> **EXERCISE BRIEF**:
Compute how many lines in the entries below contain "АЛЬБОМ", and output nothing but the number.

[start ENTRIES]

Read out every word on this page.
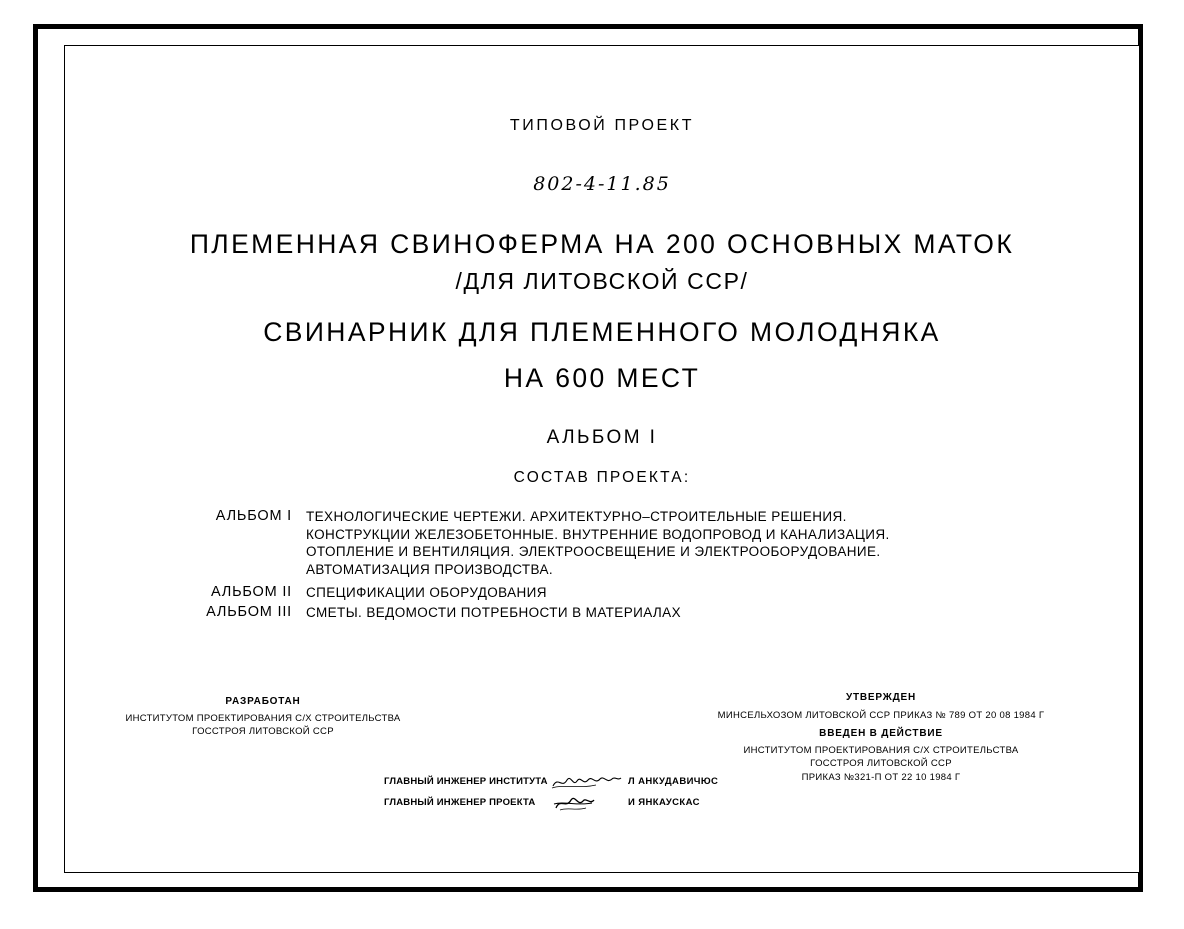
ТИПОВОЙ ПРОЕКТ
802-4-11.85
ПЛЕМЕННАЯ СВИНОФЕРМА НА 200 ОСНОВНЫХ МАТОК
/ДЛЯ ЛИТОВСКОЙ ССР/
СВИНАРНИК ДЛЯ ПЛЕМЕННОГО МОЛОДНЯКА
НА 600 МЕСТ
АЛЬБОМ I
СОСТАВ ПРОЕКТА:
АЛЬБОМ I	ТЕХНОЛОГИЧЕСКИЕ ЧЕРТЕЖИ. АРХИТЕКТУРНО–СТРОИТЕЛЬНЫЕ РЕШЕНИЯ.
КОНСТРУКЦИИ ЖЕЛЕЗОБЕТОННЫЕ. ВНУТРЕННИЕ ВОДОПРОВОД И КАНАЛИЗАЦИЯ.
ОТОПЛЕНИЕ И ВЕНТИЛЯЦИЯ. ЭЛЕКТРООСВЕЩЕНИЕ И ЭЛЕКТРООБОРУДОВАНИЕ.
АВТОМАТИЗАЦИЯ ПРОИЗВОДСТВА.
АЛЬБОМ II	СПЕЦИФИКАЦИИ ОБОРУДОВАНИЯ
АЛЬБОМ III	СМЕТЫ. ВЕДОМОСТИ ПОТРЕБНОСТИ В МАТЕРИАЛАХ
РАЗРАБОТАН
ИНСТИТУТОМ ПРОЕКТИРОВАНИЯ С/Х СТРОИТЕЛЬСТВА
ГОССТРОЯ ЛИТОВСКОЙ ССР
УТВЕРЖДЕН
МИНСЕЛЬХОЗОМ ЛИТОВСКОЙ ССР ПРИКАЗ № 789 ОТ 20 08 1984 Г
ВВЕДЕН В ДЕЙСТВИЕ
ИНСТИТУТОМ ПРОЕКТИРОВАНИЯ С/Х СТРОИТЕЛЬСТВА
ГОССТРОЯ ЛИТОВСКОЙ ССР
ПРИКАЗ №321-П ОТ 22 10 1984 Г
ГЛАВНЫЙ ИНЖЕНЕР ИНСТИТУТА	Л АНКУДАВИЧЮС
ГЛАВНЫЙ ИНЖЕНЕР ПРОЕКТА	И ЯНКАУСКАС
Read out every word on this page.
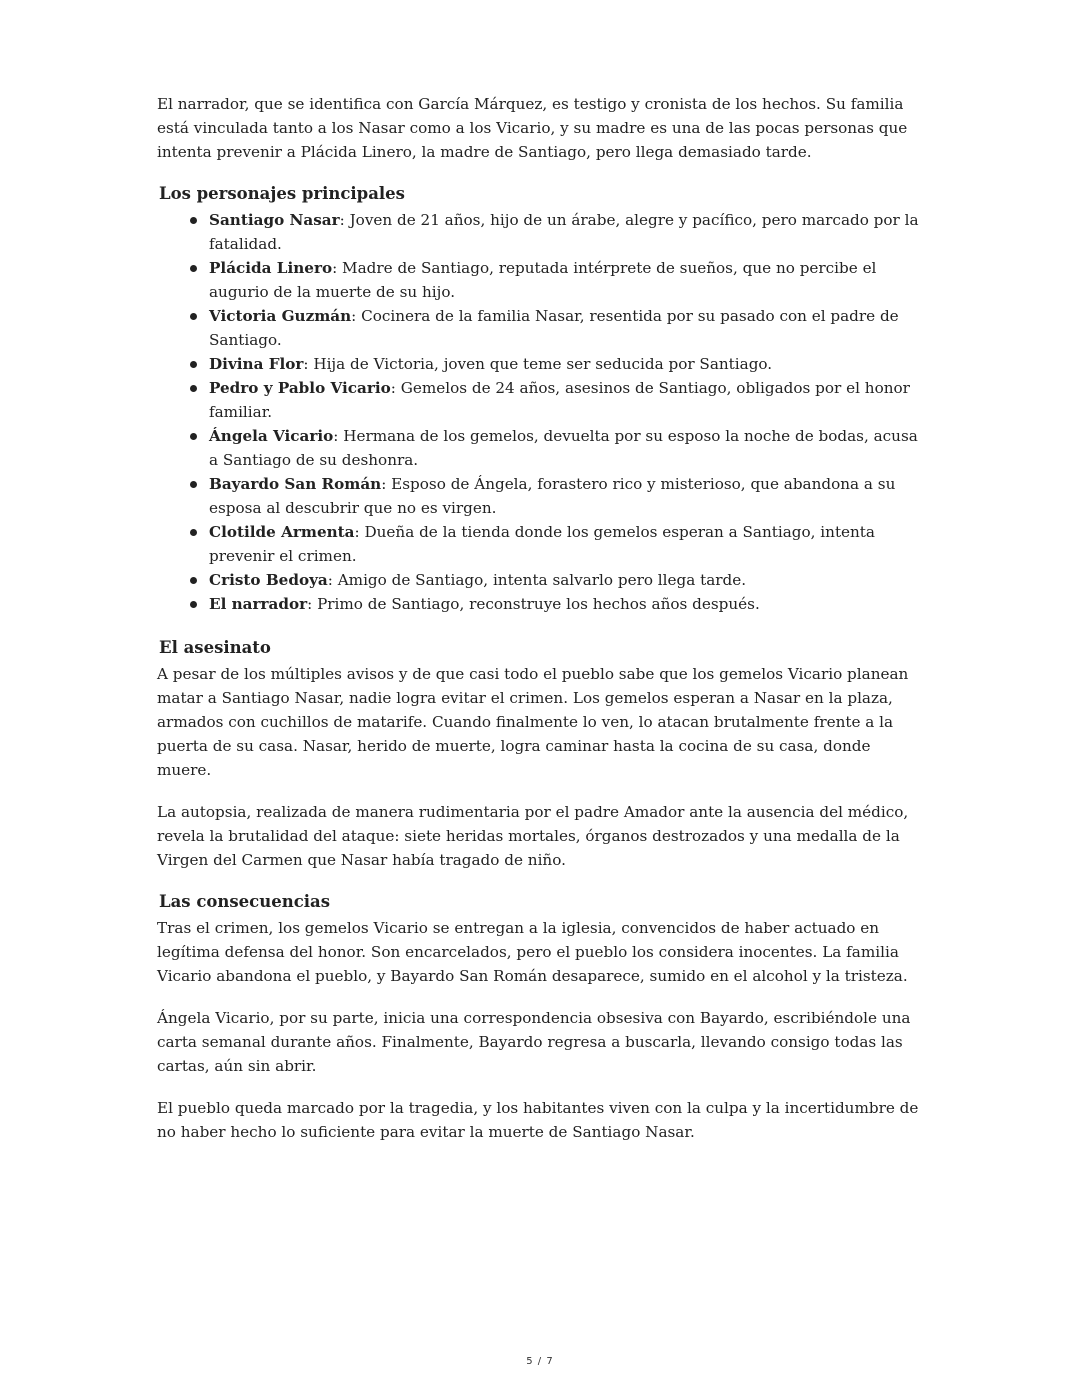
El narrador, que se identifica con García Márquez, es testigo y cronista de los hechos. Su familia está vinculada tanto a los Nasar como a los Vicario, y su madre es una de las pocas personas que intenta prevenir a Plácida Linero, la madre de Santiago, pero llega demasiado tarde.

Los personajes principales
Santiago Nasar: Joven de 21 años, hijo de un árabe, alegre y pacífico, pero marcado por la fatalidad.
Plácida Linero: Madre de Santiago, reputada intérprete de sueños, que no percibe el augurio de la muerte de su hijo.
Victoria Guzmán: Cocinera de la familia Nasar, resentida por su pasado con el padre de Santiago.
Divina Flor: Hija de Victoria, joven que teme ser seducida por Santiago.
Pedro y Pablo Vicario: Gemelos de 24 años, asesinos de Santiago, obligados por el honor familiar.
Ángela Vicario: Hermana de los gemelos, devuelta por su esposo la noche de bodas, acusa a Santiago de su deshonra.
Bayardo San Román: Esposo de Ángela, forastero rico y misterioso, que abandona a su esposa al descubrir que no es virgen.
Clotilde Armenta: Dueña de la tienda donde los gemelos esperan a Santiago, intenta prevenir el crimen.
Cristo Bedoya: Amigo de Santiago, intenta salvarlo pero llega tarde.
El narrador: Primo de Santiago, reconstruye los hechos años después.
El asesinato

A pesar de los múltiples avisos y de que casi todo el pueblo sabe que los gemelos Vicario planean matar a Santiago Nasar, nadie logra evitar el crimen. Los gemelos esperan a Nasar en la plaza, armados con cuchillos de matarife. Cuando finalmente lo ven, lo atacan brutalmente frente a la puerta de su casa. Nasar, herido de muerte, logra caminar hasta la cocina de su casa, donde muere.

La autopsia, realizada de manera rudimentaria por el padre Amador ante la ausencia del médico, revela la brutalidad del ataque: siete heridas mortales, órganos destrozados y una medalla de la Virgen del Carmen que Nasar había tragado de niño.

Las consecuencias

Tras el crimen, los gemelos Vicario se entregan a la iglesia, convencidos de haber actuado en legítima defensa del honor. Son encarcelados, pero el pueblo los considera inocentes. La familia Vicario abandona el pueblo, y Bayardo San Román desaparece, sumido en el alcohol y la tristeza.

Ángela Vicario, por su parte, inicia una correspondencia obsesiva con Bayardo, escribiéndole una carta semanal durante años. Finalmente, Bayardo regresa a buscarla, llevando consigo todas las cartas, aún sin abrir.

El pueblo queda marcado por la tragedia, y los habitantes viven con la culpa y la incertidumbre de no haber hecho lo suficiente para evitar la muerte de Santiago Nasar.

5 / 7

[end ENTRIES]
[start ENTRIES]

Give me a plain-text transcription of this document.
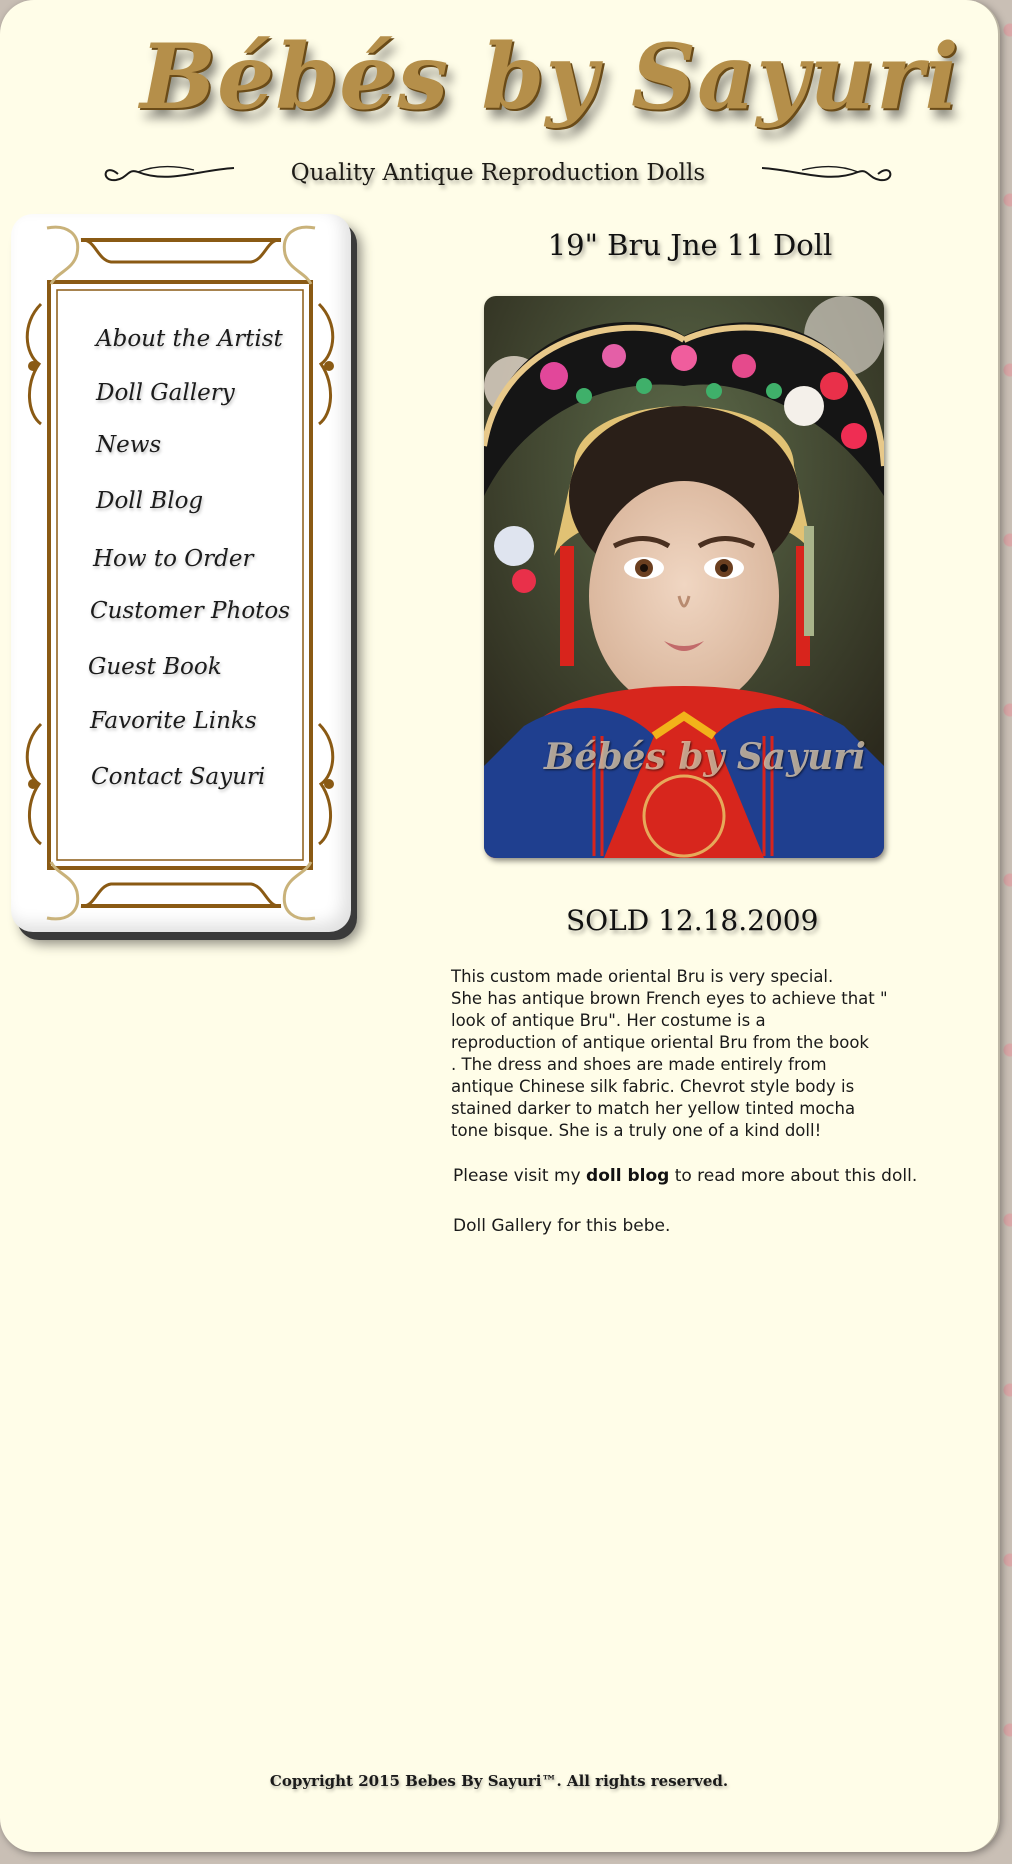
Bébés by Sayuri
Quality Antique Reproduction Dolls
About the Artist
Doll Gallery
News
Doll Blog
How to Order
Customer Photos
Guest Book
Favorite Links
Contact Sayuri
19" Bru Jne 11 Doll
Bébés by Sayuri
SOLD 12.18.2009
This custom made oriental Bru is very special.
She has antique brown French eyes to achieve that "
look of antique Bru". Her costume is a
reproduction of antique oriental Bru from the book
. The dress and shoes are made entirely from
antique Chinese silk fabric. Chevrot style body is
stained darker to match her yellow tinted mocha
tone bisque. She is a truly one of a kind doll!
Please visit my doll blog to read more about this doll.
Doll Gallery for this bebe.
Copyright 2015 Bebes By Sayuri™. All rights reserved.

[end ENTRIES]

> **RESULT OF THIS TASK**:
4